EXERCISE DIRECTIONS: Copy out every line of the material below word for word, leaving out the pictures.

Region annotation material:
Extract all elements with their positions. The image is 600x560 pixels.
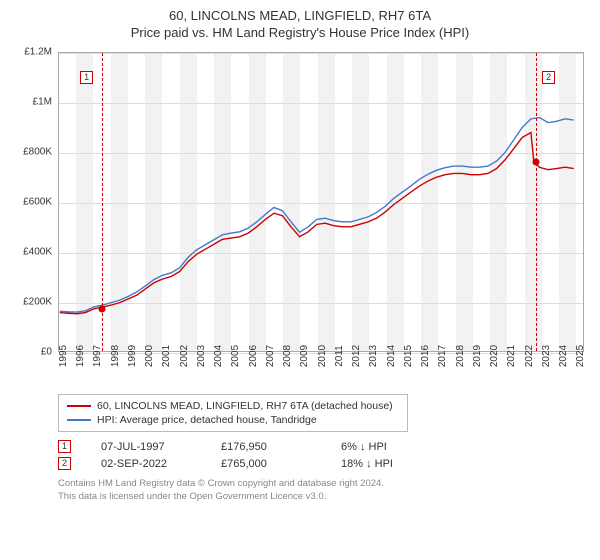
series-hpi (60, 118, 574, 312)
marker-dot-2 (533, 158, 540, 165)
x-tick-label: 2023 (541, 345, 552, 367)
x-tick-label: 1999 (127, 345, 138, 367)
series-price_paid (60, 132, 574, 313)
annotation-table: 1 07-JUL-1997 £176,950 6% ↓ HPI 2 02-SEP-2022… (58, 438, 588, 472)
x-tick-label: 2005 (230, 345, 241, 367)
x-tick-label: 2008 (282, 345, 293, 367)
x-tick-label: 2015 (403, 345, 414, 367)
x-tick-label: 2022 (524, 345, 535, 367)
y-tick-label: £1M (33, 97, 52, 108)
annotation-marker: 2 (58, 457, 71, 470)
x-axis: 1995199619971998199920002001200220032004… (58, 354, 584, 388)
legend: 60, LINCOLNS MEAD, LINGFIELD, RH7 6TA (d… (58, 394, 408, 432)
x-tick-label: 2016 (420, 345, 431, 367)
x-tick-label: 2006 (248, 345, 259, 367)
y-tick-label: £1.2M (24, 47, 52, 58)
annotation-row: 1 07-JUL-1997 £176,950 6% ↓ HPI (58, 438, 588, 455)
annotation-delta: 6% ↓ HPI (341, 441, 431, 453)
legend-item: HPI: Average price, detached house, Tand… (67, 413, 399, 427)
footer-line1: Contains HM Land Registry data © Crown c… (58, 478, 588, 491)
x-tick-label: 1997 (92, 345, 103, 367)
x-tick-label: 2025 (575, 345, 586, 367)
x-tick-label: 1995 (58, 345, 69, 367)
footer-line2: This data is licensed under the Open Gov… (58, 491, 588, 504)
x-tick-label: 2010 (317, 345, 328, 367)
x-tick-label: 2001 (161, 345, 172, 367)
x-tick-label: 2021 (506, 345, 517, 367)
title-main: 60, LINCOLNS MEAD, LINGFIELD, RH7 6TA (12, 8, 588, 23)
x-tick-label: 2009 (299, 345, 310, 367)
y-tick-label: £600K (23, 197, 52, 208)
y-axis: £0£200K£400K£600K£800K£1M£1.2M (12, 52, 56, 352)
title-sub: Price paid vs. HM Land Registry's House … (12, 25, 588, 40)
legend-label: HPI: Average price, detached house, Tand… (97, 414, 317, 426)
legend-swatch (67, 419, 91, 421)
x-tick-label: 2012 (351, 345, 362, 367)
x-tick-label: 2002 (179, 345, 190, 367)
chart-title-block: 60, LINCOLNS MEAD, LINGFIELD, RH7 6TA Pr… (12, 8, 588, 40)
marker-dot-1 (99, 305, 106, 312)
marker-box-2: 2 (542, 71, 555, 84)
x-tick-label: 2024 (558, 345, 569, 367)
chart-lines (59, 53, 583, 351)
marker-box-1: 1 (80, 71, 93, 84)
annotation-row: 2 02-SEP-2022 £765,000 18% ↓ HPI (58, 455, 588, 472)
annotation-date: 02-SEP-2022 (101, 458, 191, 470)
annotation-delta: 18% ↓ HPI (341, 458, 431, 470)
x-tick-label: 2014 (386, 345, 397, 367)
y-tick-label: £0 (41, 347, 52, 358)
x-tick-label: 2018 (455, 345, 466, 367)
x-tick-label: 2007 (265, 345, 276, 367)
x-tick-label: 2011 (334, 345, 345, 367)
x-tick-label: 2019 (472, 345, 483, 367)
annotation-price: £176,950 (221, 441, 311, 453)
legend-swatch (67, 405, 91, 407)
y-tick-label: £800K (23, 147, 52, 158)
x-tick-label: 2013 (368, 345, 379, 367)
plot-area: 12 (58, 52, 584, 352)
y-tick-label: £400K (23, 247, 52, 258)
annotation-date: 07-JUL-1997 (101, 441, 191, 453)
annotation-price: £765,000 (221, 458, 311, 470)
x-tick-label: 2000 (144, 345, 155, 367)
x-tick-label: 2004 (213, 345, 224, 367)
x-tick-label: 1996 (75, 345, 86, 367)
annotation-marker: 1 (58, 440, 71, 453)
legend-label: 60, LINCOLNS MEAD, LINGFIELD, RH7 6TA (d… (97, 400, 393, 412)
x-tick-label: 2003 (196, 345, 207, 367)
chart: £0£200K£400K£600K£800K£1M£1.2M 12 199519… (12, 48, 588, 388)
legend-item: 60, LINCOLNS MEAD, LINGFIELD, RH7 6TA (d… (67, 399, 399, 413)
x-tick-label: 1998 (110, 345, 121, 367)
x-tick-label: 2020 (489, 345, 500, 367)
y-tick-label: £200K (23, 297, 52, 308)
x-tick-label: 2017 (437, 345, 448, 367)
footer: Contains HM Land Registry data © Crown c… (58, 478, 588, 504)
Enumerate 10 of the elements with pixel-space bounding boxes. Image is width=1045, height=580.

TASK RESPONSE:
Extract all elements with their positions. The image is 600x560 pixels.
series-hpi (60, 118, 574, 312)
marker-dot-2 (533, 158, 540, 165)
x-tick-label: 2023 (541, 345, 552, 367)
x-tick-label: 1999 (127, 345, 138, 367)
series-price_paid (60, 132, 574, 313)
annotation-table: 1 07-JUL-1997 £176,950 6% ↓ HPI 2 02-SEP-2022… (58, 438, 588, 472)
x-tick-label: 2005 (230, 345, 241, 367)
x-tick-label: 2008 (282, 345, 293, 367)
x-tick-label: 2015 (403, 345, 414, 367)
x-tick-label: 2022 (524, 345, 535, 367)
y-tick-label: £1M (33, 97, 52, 108)
annotation-marker: 2 (58, 457, 71, 470)
x-axis: 1995199619971998199920002001200220032004… (58, 354, 584, 388)
legend: 60, LINCOLNS MEAD, LINGFIELD, RH7 6TA (d… (58, 394, 408, 432)
x-tick-label: 2016 (420, 345, 431, 367)
x-tick-label: 2006 (248, 345, 259, 367)
y-tick-label: £1.2M (24, 47, 52, 58)
annotation-row: 1 07-JUL-1997 £176,950 6% ↓ HPI (58, 438, 588, 455)
annotation-delta: 6% ↓ HPI (341, 441, 431, 453)
legend-item: HPI: Average price, detached house, Tand… (67, 413, 399, 427)
footer-line1: Contains HM Land Registry data © Crown c… (58, 478, 588, 491)
x-tick-label: 1997 (92, 345, 103, 367)
x-tick-label: 2025 (575, 345, 586, 367)
x-tick-label: 1995 (58, 345, 69, 367)
footer-line2: This data is licensed under the Open Gov… (58, 491, 588, 504)
x-tick-label: 2010 (317, 345, 328, 367)
x-tick-label: 2001 (161, 345, 172, 367)
x-tick-label: 2021 (506, 345, 517, 367)
title-main: 60, LINCOLNS MEAD, LINGFIELD, RH7 6TA (12, 8, 588, 23)
x-tick-label: 2009 (299, 345, 310, 367)
y-tick-label: £600K (23, 197, 52, 208)
y-axis: £0£200K£400K£600K£800K£1M£1.2M (12, 52, 56, 352)
title-sub: Price paid vs. HM Land Registry's House … (12, 25, 588, 40)
legend-label: HPI: Average price, detached house, Tand… (97, 414, 317, 426)
legend-swatch (67, 419, 91, 421)
x-tick-label: 2012 (351, 345, 362, 367)
x-tick-label: 2002 (179, 345, 190, 367)
chart-title-block: 60, LINCOLNS MEAD, LINGFIELD, RH7 6TA Pr… (12, 8, 588, 40)
marker-dot-1 (99, 305, 106, 312)
marker-box-2: 2 (542, 71, 555, 84)
x-tick-label: 2024 (558, 345, 569, 367)
chart-lines (59, 53, 583, 351)
marker-box-1: 1 (80, 71, 93, 84)
annotation-row: 2 02-SEP-2022 £765,000 18% ↓ HPI (58, 455, 588, 472)
annotation-date: 02-SEP-2022 (101, 458, 191, 470)
annotation-delta: 18% ↓ HPI (341, 458, 431, 470)
x-tick-label: 2014 (386, 345, 397, 367)
y-tick-label: £0 (41, 347, 52, 358)
x-tick-label: 2018 (455, 345, 466, 367)
x-tick-label: 2007 (265, 345, 276, 367)
x-tick-label: 2011 (334, 345, 345, 367)
x-tick-label: 2019 (472, 345, 483, 367)
annotation-price: £176,950 (221, 441, 311, 453)
legend-swatch (67, 405, 91, 407)
y-tick-label: £800K (23, 147, 52, 158)
x-tick-label: 2013 (368, 345, 379, 367)
plot-area: 12 (58, 52, 584, 352)
y-tick-label: £400K (23, 247, 52, 258)
annotation-date: 07-JUL-1997 (101, 441, 191, 453)
annotation-price: £765,000 (221, 458, 311, 470)
x-tick-label: 2000 (144, 345, 155, 367)
x-tick-label: 2004 (213, 345, 224, 367)
x-tick-label: 1996 (75, 345, 86, 367)
annotation-marker: 1 (58, 440, 71, 453)
legend-label: 60, LINCOLNS MEAD, LINGFIELD, RH7 6TA (d… (97, 400, 393, 412)
x-tick-label: 2003 (196, 345, 207, 367)
chart: £0£200K£400K£600K£800K£1M£1.2M 12 199519… (12, 48, 588, 388)
legend-item: 60, LINCOLNS MEAD, LINGFIELD, RH7 6TA (d… (67, 399, 399, 413)
x-tick-label: 1998 (110, 345, 121, 367)
x-tick-label: 2020 (489, 345, 500, 367)
y-tick-label: £200K (23, 297, 52, 308)
x-tick-label: 2017 (437, 345, 448, 367)
footer: Contains HM Land Registry data © Crown c… (58, 478, 588, 504)
Enumerate 10 of the elements with pixel-space bounding boxes. Image is width=1045, height=580.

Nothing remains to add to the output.